INSTRUCCIONES DE TAREAS:
**A)** Reproduce el fragmento del texto sobre la autoexperimentación que empieza con las palabras que contienen "Efectos colaterales" y acaba en "de sus experimentos?", cambiando "nudo" por "lazo".
**B)** Según el texto sobre la autoexperimentación, ¿en qué año murió Nicolae Minovici?
**C)** Indica si cada afirmación concuerda con el texto sobre la autoexperimentación y cita las palabras exactas que lo deciden: (i) Allan Blair se dejó morder por una viuda negra en 1933. (ii) Los ratones que recibieron la vacuna contra la disentería sobrevivieron. (iii) Haldane entró una sola vez en una cámara de descompresión.

Los peligros de la autoexperimentación
Los dos principales (e inevitables) enemigos de la autoexperimentación son el sesgo de confirmación, esto es, la tendencia a favorecer, buscar, interpretar y recordar la información que confirma las propias creencias y el placebo. Ahora bien, lo que no resulta fácil explicar es cómo ha habido científicos que se han colocado a las puertas de la muerte solo por sacar adelante su propia investigación. Ejemplos hay bastantes. Entre 1942 y 1947 S. O. Levinson, H.J. Shaugnessy y otros se inyectaron su vacuna contra la disentería. Previamente la habían probado en ratones y todos ellos murieron a los pocos minutos, pero el efecto en humanos era totalmente desconocido. Los científicos no se arredraron y se la pusieron: sobrevivieron pero con importantes efectos secundarios. Otro fue el médico militar Elliot Cutler (1888–1947), que se indujo un hipertiroidismo para estudiar el efecto en el funcionamiento del hígado. O Allan Blair, de la Universidad de Alabama, que en 1933 dejó que le mordiera una viuda negra para demostrar algo que se dudaba entonces: que los síntomas que decían tener quienes habían sido mordidos eran, efectivamente, producto del veneno y no de otra causa. Un poco peor lo pasó John Paul Stapp, oficial de la fuerza aérea y médico. Le bautizaron como “el hombre más rápido de la Tierra” porque se ataba a un cohete que lo lanzaba a velocidades cercanas a la del sonido para luego frenar en 1,4 segundos. Su objetivo: comprobar cuánto podía resistir un cuerpo humano. Tras muchos huesos rotos, los ojos encharcados en sangre por rotura de los capilares y un desprendimiento de retina Stapp estableció que podemos soportar aceleraciones de 45 g... con un arnés adecuado.
Efectos colaterales

Stapp
Pero quien realmente se puso varias veces en la cuerda floja -y nunca mejor dicho- fue el forense rumano Nicolae Minovici que, a principios del siglo XX, dedicó su tiempo de investigación a ahorcarse. Primero se ató la soga al cuello mientras estaba acostado y un ayudante la tensaba. Pero le pareció poco, así que decidió dar una vuelta de tuerca más y el investigador empezó, literalmente, a colgarse. Lo hizo con distintos tipos de nudo, con los que llegó a aguantar 25 segundos. Al final, intentó la suspensión con el nudo del ahorcado, pero el dolor fue tan grande que pidió que lo bajaran a los 4 segundos. Y no sin consecuencias: durante un mes tragar le fue algo muy doloroso. Minovici murió en 1941 por una afección de las cuerdas vocales. ¿Consecuencia de sus experimentos?
Un científico que arrastró durante toda su vida los efectos de la autoexperimentación fue el famoso genetista británico J. B. S. Haldane, al continuar la investigación de su padre sobre la fisiología de los buzos de la Marina inglesa, en particular los efectos provocados por los diferentes niveles que alcanzan los gases en la sangre en distintas situaciones de buceo. Pero donde el padre observaba y anotaba, el hijo decidió comprobar las cosas por sí mismo sometiéndose en repetidas ocasiones a una cámara de descompresión. Su trabajo permitió comprender mejor la llamada narcosis del nitrógeno, pero también le pasó factura: frecuentes convulsiones por intoxicación por oxígeno, varias vértebras aplastadas y tímpanos reventados. Sobre esto último ironizó: "si hay un agujero en él, se puede expulsar humo de tabaco por la oreja, lo cual representa todo un logro social".

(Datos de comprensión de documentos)
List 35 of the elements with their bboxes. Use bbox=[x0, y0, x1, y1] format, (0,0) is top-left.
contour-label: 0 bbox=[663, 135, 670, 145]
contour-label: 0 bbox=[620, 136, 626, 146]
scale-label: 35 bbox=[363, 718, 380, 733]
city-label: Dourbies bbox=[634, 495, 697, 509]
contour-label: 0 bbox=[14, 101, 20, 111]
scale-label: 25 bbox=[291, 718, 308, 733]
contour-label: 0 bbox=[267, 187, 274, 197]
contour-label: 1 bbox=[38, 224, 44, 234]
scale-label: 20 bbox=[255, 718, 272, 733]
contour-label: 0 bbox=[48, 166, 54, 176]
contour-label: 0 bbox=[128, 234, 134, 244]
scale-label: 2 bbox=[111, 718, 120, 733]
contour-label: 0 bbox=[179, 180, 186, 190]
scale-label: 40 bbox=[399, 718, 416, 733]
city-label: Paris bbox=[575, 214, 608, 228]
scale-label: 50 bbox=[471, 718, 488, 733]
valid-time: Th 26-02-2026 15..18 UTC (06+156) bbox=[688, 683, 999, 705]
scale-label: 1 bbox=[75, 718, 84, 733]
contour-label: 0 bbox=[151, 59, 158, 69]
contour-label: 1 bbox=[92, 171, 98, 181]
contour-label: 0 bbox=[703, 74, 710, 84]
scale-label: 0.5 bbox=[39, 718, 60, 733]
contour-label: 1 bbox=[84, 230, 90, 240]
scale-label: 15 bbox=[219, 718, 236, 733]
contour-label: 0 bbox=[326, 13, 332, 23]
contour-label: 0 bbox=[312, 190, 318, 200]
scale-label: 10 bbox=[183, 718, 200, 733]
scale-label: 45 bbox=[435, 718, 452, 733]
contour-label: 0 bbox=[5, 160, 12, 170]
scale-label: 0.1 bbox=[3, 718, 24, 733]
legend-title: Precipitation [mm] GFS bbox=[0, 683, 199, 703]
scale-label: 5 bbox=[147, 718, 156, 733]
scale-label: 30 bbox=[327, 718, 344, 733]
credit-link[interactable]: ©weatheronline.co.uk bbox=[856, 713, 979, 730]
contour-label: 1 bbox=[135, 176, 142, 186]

RESPUESTAS POR APARTADO:
**A)**
Efectos colaterales

Stapp
Pero quien realmente se puso varias veces en la cuerda floja -y nunca mejor dicho- fue el forense rumano Nicolae Minovici que, a principios del siglo XX, dedicó su tiempo de investigación a ahorcarse. Primero se ató la soga al cuello mientras estaba acostado y un ayudante la tensaba. Pero le pareció poco, así que decidió dar una vuelta de tuerca más y el investigador empezó, literalmente, a colgarse. Lo hizo con distintos tipos de lazo, con los que llegó a aguantar 25 segundos. Al final, intentó la suspensión con el lazo del ahorcado, pero el dolor fue tan grande que pidió que lo bajaran a los 4 segundos. Y no sin consecuencias: durante un mes tragar le fue algo muy doloroso. Minovici murió en 1941 por una afección de las cuerdas vocales. ¿Consecuencia de sus experimentos?

**B)** En 1941.

**C)**
(i) Sí: "que en 1933 dejó que le mordiera una viuda negra".
(ii) No: "todos ellos murieron a los pocos minutos".
(iii) No: "sometiéndose en repetidas ocasiones a una cámara de descompresión".